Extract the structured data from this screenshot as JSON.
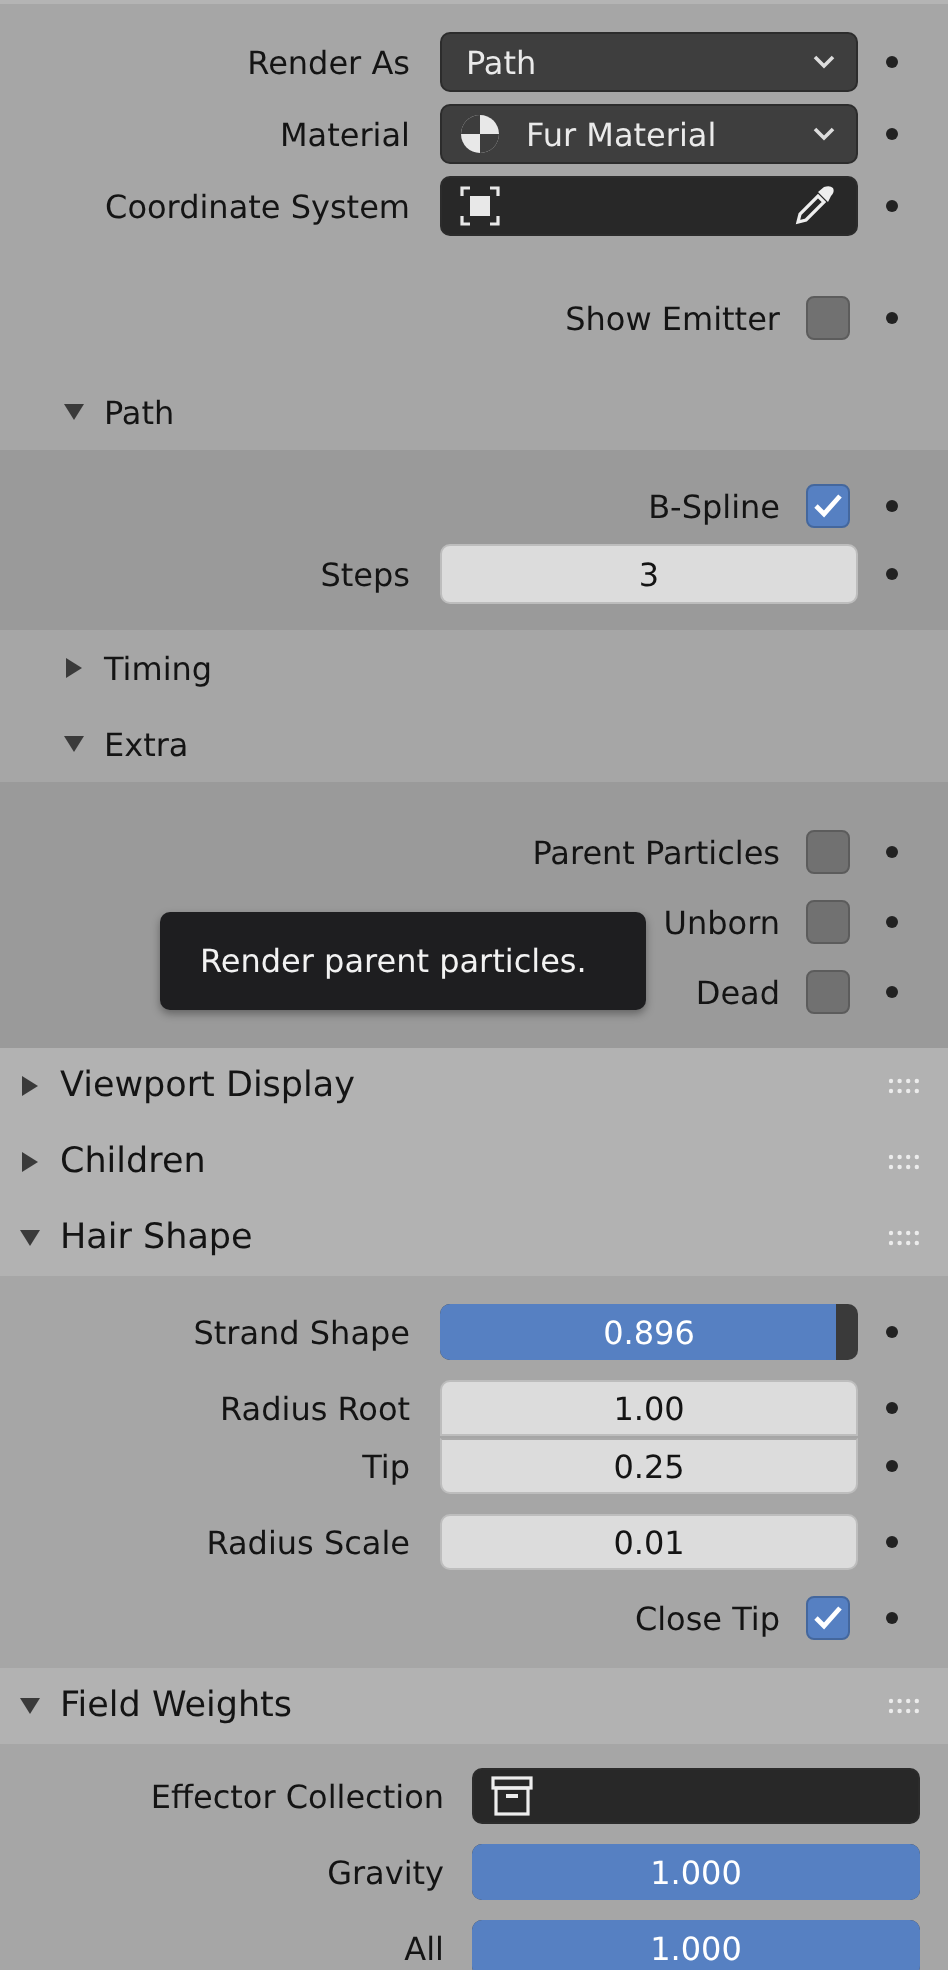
{
  "top_rows": [
    {
      "kind": "dropdown",
      "label": "Render As",
      "value": "Path"
    },
    {
      "kind": "material_dropdown",
      "label": "Material",
      "value": "Fur Material"
    },
    {
      "kind": "object_field",
      "label": "Coordinate System"
    }
  ],
  "show_emitter": {
    "kind": "checkbox",
    "label": "Show Emitter",
    "checked": false
  },
  "subpanels": [
    {
      "title": "Path",
      "expanded": true,
      "rows": [
        {
          "kind": "checkbox",
          "label": "B-Spline",
          "checked": true
        },
        {
          "kind": "number",
          "label": "Steps",
          "value": "3"
        }
      ]
    },
    {
      "title": "Timing",
      "expanded": false
    },
    {
      "title": "Extra",
      "expanded": true,
      "rows": [
        {
          "kind": "checkbox",
          "label": "Parent Particles",
          "checked": false
        },
        {
          "kind": "checkbox",
          "label": "Unborn",
          "checked": false
        },
        {
          "kind": "checkbox",
          "label": "Dead",
          "checked": false
        }
      ]
    }
  ],
  "tooltip": {
    "text": "Render parent particles."
  },
  "panels": [
    {
      "title": "Viewport Display",
      "expanded": false
    },
    {
      "title": "Children",
      "expanded": false
    },
    {
      "title": "Hair Shape",
      "expanded": true,
      "groups": [
        [
          {
            "kind": "slider",
            "label": "Strand Shape",
            "value": "0.896",
            "level": 0.948
          }
        ],
        [
          {
            "kind": "number",
            "label": "Radius Root",
            "value": "1.00"
          },
          {
            "kind": "number",
            "label": "Tip",
            "value": "0.25"
          }
        ],
        [
          {
            "kind": "number",
            "label": "Radius Scale",
            "value": "0.01"
          }
        ],
        [
          {
            "kind": "checkbox",
            "label": "Close Tip",
            "checked": true
          }
        ]
      ]
    },
    {
      "title": "Field Weights",
      "expanded": true,
      "groups": [
        [
          {
            "kind": "collection_field",
            "label": "Effector Collection"
          }
        ],
        [
          {
            "kind": "slider",
            "label": "Gravity",
            "value": "1.000",
            "level": 1
          }
        ],
        [
          {
            "kind": "slider",
            "label": "All",
            "value": "1.000",
            "level": 1
          }
        ]
      ]
    }
  ]
}
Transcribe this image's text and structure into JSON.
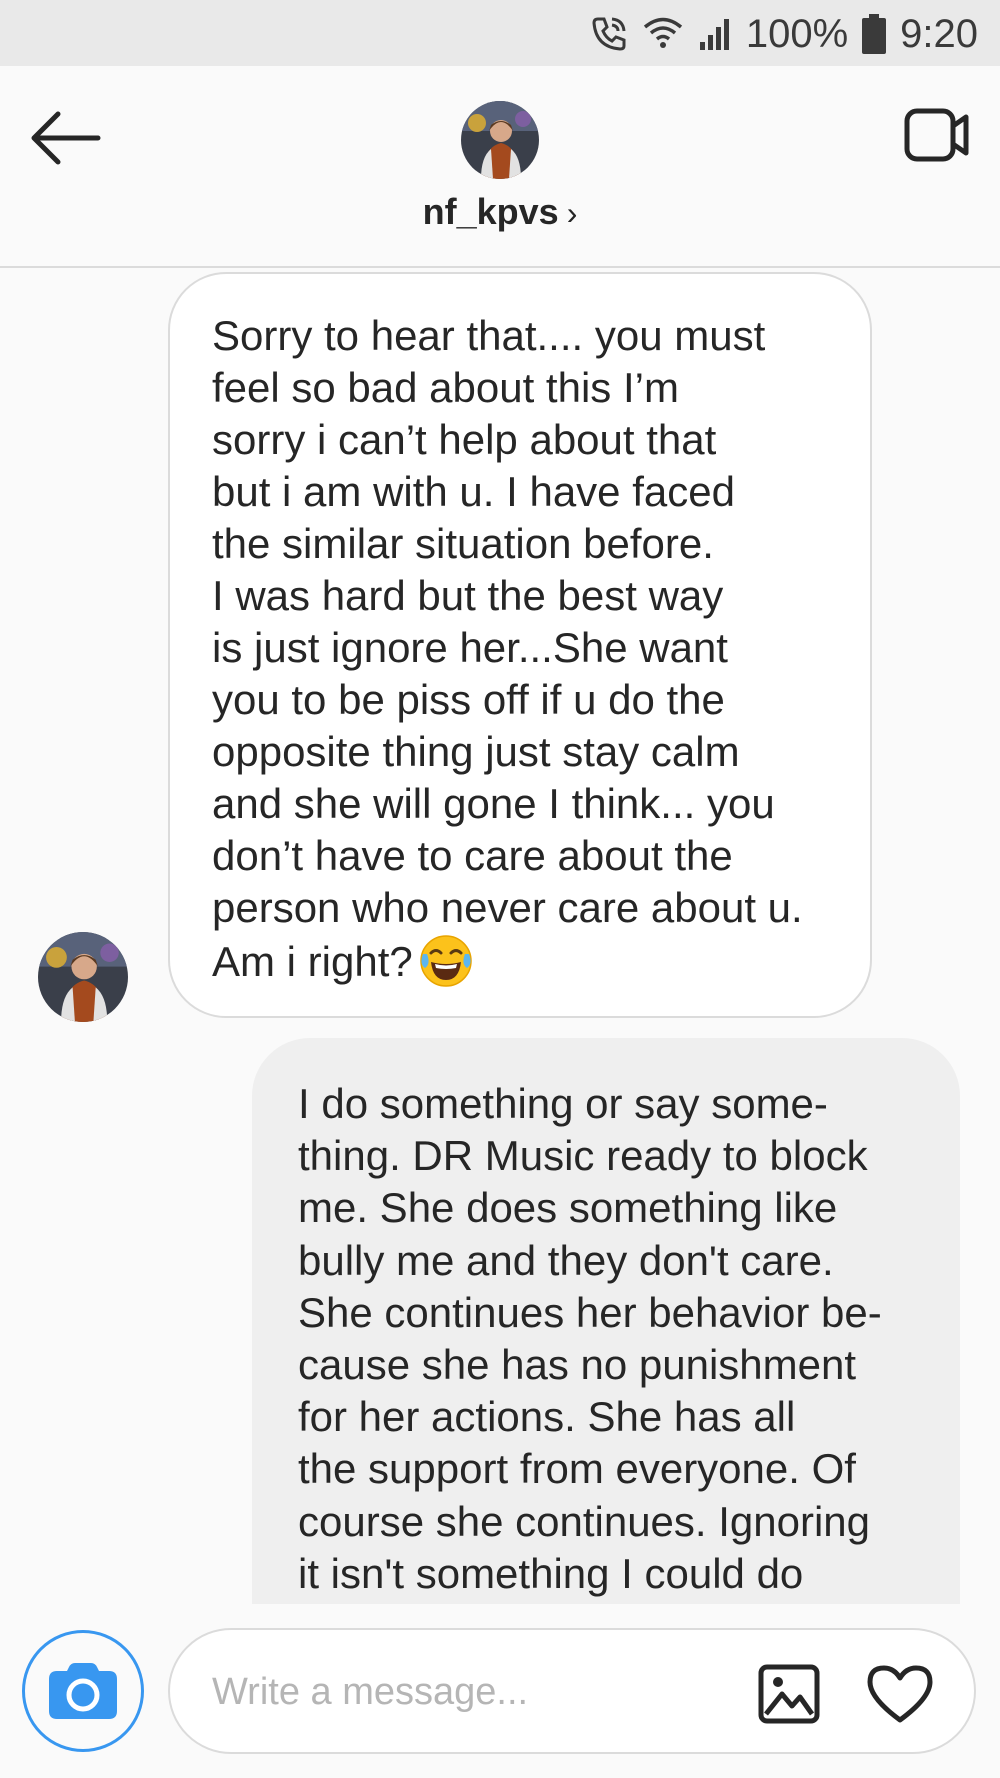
{
  "status_bar": {
    "battery": "100%",
    "time": "9:20",
    "icons": [
      "call-icon",
      "wifi-icon",
      "signal-icon",
      "battery-icon"
    ]
  },
  "header": {
    "username": "nf_kpvs",
    "chevron": "›",
    "icons": [
      "back-arrow-icon",
      "video-call-icon",
      "avatar"
    ]
  },
  "messages": [
    {
      "direction": "incoming",
      "text": "Sorry to hear that.... you must\nfeel so bad about this I’m\nsorry i can’t help about that\nbut i am with u. I have faced\nthe similar situation before.\nI was hard but the best way\nis just ignore her...She want\nyou to be piss off if u do the\nopposite thing just stay calm\nand she will gone I think... you\ndon’t have to care about the\nperson who never care about u.\nAm i right?",
      "emoji": "face-with-tears-of-joy"
    },
    {
      "direction": "outgoing",
      "text": "I do something or say some-\nthing. DR Music ready to block\nme. She does something like\nbully me and they don't care.\nShe continues her behavior be-\ncause she has no punishment\nfor her actions. She has all\nthe support from everyone. Of\ncourse she continues. Ignoring\nit isn't something I could do"
    }
  ],
  "composer": {
    "placeholder": "Write a message...",
    "icons": [
      "camera-icon",
      "gallery-icon",
      "heart-icon"
    ]
  },
  "colors": {
    "accent": "#3897f0",
    "outgoing_bubble": "#efefef",
    "border": "#dbdbdb"
  }
}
★ ★ ★ ★
Print each line of the material above exactly, with the pictures removed from your copy.

[Result for this task]:
Extract the structured data from this screenshot as JSON.
{
  "top_rows": [
    {
      "kind": "dropdown",
      "label": "Render As",
      "value": "Path"
    },
    {
      "kind": "material_dropdown",
      "label": "Material",
      "value": "Fur Material"
    },
    {
      "kind": "object_field",
      "label": "Coordinate System"
    }
  ],
  "show_emitter": {
    "kind": "checkbox",
    "label": "Show Emitter",
    "checked": false
  },
  "subpanels": [
    {
      "title": "Path",
      "expanded": true,
      "rows": [
        {
          "kind": "checkbox",
          "label": "B-Spline",
          "checked": true
        },
        {
          "kind": "number",
          "label": "Steps",
          "value": "3"
        }
      ]
    },
    {
      "title": "Timing",
      "expanded": false
    },
    {
      "title": "Extra",
      "expanded": true,
      "rows": [
        {
          "kind": "checkbox",
          "label": "Parent Particles",
          "checked": false
        },
        {
          "kind": "checkbox",
          "label": "Unborn",
          "checked": false
        },
        {
          "kind": "checkbox",
          "label": "Dead",
          "checked": false
        }
      ]
    }
  ],
  "tooltip": {
    "text": "Render parent particles."
  },
  "panels": [
    {
      "title": "Viewport Display",
      "expanded": false
    },
    {
      "title": "Children",
      "expanded": false
    },
    {
      "title": "Hair Shape",
      "expanded": true,
      "groups": [
        [
          {
            "kind": "slider",
            "label": "Strand Shape",
            "value": "0.896",
            "level": 0.948
          }
        ],
        [
          {
            "kind": "number",
            "label": "Radius Root",
            "value": "1.00"
          },
          {
            "kind": "number",
            "label": "Tip",
            "value": "0.25"
          }
        ],
        [
          {
            "kind": "number",
            "label": "Radius Scale",
            "value": "0.01"
          }
        ],
        [
          {
            "kind": "checkbox",
            "label": "Close Tip",
            "checked": true
          }
        ]
      ]
    },
    {
      "title": "Field Weights",
      "expanded": true,
      "groups": [
        [
          {
            "kind": "collection_field",
            "label": "Effector Collection"
          }
        ],
        [
          {
            "kind": "slider",
            "label": "Gravity",
            "value": "1.000",
            "level": 1
          }
        ],
        [
          {
            "kind": "slider",
            "label": "All",
            "value": "1.000",
            "level": 1
          }
        ]
      ]
    }
  ]
}
Transcribe this image's text and structure into JSON.
{
  "status_bar": {
    "battery": "100%",
    "time": "9:20",
    "icons": [
      "call-icon",
      "wifi-icon",
      "signal-icon",
      "battery-icon"
    ]
  },
  "header": {
    "username": "nf_kpvs",
    "chevron": "›",
    "icons": [
      "back-arrow-icon",
      "video-call-icon",
      "avatar"
    ]
  },
  "messages": [
    {
      "direction": "incoming",
      "text": "Sorry to hear that.... you must\nfeel so bad about this I’m\nsorry i can’t help about that\nbut i am with u. I have faced\nthe similar situation before.\nI was hard but the best way\nis just ignore her...She want\nyou to be piss off if u do the\nopposite thing just stay calm\nand she will gone I think... you\ndon’t have to care about the\nperson who never care about u.\nAm i right?",
      "emoji": "face-with-tears-of-joy"
    },
    {
      "direction": "outgoing",
      "text": "I do something or say some-\nthing. DR Music ready to block\nme. She does something like\nbully me and they don't care.\nShe continues her behavior be-\ncause she has no punishment\nfor her actions. She has all\nthe support from everyone. Of\ncourse she continues. Ignoring\nit isn't something I could do"
    }
  ],
  "composer": {
    "placeholder": "Write a message...",
    "icons": [
      "camera-icon",
      "gallery-icon",
      "heart-icon"
    ]
  },
  "colors": {
    "accent": "#3897f0",
    "outgoing_bubble": "#efefef",
    "border": "#dbdbdb"
  }
}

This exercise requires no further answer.